TASK DESCRIPTION:
Tally the lines that include the word "last" and reply with nothing but the total.

GIVEN DATA:

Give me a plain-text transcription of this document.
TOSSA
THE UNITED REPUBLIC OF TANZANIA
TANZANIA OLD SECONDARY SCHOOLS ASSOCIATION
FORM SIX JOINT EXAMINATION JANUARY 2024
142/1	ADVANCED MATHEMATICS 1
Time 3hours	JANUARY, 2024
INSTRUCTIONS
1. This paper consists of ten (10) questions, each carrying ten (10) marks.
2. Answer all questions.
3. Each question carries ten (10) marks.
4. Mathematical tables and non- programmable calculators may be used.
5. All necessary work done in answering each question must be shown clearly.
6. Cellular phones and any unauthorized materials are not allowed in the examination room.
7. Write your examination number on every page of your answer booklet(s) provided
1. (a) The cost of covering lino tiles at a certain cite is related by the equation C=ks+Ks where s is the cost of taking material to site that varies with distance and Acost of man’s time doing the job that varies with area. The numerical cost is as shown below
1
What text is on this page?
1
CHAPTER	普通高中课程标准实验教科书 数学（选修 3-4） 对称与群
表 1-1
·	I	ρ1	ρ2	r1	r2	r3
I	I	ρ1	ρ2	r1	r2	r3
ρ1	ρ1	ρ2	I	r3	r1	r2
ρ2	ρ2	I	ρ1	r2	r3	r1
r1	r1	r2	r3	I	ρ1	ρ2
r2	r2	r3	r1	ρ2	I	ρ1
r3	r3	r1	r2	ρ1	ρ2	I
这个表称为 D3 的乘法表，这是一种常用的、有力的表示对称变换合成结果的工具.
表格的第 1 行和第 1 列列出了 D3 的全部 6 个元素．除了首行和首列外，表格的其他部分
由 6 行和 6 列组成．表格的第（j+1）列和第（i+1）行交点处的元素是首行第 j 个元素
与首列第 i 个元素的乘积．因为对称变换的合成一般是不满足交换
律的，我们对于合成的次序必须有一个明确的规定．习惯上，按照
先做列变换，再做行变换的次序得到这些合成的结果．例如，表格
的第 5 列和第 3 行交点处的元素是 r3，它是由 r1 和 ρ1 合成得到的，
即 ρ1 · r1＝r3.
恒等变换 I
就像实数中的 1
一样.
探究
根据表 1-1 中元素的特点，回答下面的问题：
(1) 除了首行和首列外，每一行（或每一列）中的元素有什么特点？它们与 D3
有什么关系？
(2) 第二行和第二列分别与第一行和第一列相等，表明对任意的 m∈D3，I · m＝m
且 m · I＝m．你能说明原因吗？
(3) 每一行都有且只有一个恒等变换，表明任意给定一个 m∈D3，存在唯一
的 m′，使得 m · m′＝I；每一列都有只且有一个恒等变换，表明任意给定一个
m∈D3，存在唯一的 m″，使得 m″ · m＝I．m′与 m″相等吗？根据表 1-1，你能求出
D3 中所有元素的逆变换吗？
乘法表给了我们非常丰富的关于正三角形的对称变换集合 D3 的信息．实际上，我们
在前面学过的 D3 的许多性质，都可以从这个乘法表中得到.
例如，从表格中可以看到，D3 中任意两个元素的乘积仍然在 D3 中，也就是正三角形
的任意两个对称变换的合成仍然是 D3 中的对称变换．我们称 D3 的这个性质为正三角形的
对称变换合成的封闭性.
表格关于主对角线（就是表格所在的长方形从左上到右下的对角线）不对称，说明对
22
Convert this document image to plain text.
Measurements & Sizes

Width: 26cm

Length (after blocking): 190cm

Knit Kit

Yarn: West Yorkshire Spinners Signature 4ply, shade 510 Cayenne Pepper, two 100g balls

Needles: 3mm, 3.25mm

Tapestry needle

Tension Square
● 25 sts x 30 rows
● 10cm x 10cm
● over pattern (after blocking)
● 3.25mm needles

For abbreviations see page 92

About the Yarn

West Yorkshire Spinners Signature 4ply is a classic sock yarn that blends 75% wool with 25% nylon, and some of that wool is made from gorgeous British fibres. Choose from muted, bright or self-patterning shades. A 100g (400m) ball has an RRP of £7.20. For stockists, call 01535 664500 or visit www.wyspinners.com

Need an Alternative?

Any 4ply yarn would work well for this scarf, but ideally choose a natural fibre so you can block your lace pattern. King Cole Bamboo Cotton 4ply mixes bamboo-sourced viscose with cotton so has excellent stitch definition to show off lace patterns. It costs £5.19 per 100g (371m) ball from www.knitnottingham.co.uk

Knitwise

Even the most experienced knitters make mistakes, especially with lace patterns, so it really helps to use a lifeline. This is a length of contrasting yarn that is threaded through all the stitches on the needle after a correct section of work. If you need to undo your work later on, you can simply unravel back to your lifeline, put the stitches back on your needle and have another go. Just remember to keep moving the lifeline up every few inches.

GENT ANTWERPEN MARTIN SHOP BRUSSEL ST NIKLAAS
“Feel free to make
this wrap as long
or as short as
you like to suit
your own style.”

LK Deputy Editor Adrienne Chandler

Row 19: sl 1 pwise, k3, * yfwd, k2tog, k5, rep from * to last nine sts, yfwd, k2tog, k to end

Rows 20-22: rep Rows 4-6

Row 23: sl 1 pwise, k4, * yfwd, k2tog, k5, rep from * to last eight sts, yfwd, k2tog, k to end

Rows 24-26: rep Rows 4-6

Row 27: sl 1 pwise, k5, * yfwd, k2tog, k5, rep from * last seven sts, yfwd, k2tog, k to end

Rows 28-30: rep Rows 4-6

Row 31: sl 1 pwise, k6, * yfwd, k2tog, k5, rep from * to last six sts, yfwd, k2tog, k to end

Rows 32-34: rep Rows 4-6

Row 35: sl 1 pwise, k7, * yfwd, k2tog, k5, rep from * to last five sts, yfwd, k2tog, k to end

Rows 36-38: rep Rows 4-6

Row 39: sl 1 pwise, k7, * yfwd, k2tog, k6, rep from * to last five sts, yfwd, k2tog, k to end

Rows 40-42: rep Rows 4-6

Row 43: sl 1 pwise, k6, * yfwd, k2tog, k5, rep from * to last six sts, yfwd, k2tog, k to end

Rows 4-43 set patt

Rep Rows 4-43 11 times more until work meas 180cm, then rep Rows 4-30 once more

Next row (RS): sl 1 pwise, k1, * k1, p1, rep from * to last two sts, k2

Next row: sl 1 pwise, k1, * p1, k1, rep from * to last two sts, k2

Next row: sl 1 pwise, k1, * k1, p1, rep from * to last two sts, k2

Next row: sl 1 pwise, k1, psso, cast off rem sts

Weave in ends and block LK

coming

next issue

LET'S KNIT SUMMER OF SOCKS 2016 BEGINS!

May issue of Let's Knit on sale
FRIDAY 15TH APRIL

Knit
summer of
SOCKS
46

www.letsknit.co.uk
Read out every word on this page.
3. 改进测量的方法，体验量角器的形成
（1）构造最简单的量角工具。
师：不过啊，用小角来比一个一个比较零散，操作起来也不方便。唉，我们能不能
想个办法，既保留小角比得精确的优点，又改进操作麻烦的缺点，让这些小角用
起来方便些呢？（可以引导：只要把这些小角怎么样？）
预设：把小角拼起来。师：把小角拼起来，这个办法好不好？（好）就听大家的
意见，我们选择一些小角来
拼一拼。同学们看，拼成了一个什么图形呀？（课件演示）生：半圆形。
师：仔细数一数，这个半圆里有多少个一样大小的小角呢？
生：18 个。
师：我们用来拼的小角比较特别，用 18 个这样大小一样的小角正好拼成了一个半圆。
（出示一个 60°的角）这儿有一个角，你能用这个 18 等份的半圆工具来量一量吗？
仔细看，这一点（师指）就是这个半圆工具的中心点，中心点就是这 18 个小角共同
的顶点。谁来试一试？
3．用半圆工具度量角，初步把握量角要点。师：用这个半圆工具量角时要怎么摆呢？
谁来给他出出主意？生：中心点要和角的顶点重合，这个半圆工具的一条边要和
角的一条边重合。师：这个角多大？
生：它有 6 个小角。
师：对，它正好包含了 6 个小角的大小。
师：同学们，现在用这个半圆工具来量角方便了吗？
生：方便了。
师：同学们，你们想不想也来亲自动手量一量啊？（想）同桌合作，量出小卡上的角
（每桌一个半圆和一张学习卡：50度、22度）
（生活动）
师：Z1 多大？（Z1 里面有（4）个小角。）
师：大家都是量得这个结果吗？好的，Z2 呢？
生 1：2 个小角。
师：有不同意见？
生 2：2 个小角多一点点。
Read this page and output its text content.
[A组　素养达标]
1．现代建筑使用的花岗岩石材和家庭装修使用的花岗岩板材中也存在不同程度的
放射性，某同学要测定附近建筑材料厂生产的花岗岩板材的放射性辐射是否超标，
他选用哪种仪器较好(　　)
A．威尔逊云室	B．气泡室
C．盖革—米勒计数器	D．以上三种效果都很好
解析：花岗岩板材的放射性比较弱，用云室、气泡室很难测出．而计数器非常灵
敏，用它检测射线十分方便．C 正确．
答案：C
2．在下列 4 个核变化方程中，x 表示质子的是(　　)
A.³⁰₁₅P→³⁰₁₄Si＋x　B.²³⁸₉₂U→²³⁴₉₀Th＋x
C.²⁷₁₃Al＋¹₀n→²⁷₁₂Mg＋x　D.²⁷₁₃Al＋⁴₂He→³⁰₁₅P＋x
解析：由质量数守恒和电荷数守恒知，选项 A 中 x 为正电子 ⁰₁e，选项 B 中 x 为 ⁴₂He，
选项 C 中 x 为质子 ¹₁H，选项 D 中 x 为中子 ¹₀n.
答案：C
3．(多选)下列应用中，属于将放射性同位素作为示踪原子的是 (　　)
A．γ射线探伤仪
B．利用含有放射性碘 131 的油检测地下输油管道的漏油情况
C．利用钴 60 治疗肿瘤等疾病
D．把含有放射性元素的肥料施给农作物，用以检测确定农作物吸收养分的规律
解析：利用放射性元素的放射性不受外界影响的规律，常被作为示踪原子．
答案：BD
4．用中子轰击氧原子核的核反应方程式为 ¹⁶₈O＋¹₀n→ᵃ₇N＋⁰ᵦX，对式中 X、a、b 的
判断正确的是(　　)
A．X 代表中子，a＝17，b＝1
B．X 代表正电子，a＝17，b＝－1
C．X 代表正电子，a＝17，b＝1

OUTPUT OF THE TASK:
10